Copy every line of the listing that holds the string "than".

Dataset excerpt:
— begin —
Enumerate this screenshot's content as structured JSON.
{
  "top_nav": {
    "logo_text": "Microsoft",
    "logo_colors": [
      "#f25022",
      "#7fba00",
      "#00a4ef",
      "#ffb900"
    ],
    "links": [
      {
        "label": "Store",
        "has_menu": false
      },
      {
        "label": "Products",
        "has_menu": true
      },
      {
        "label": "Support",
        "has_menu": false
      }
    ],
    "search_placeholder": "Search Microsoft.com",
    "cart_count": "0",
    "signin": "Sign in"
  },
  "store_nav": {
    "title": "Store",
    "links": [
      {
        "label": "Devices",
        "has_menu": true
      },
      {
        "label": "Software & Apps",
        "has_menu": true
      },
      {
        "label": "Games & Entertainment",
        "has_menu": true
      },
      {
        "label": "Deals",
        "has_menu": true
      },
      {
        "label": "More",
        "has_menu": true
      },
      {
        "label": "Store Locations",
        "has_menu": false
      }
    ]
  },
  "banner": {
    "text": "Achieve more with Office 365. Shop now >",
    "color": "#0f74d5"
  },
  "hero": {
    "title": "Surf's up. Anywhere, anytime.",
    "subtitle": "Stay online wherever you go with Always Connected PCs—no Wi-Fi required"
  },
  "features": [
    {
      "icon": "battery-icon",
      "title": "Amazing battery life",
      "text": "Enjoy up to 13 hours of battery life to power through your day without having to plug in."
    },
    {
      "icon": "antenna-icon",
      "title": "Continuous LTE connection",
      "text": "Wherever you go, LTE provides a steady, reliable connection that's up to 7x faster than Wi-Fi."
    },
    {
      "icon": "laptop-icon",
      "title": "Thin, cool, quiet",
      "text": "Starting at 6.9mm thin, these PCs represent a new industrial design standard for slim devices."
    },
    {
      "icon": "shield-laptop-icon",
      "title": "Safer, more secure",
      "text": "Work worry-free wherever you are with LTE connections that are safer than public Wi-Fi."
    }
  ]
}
— end —
- **Exercise response**
      "text": "Wherever you go, LTE provides a steady, reliable connection that's up to 7x faster than Wi-Fi."
      "text": "Work worry-free wherever you are with LTE connections that are safer than public Wi-Fi."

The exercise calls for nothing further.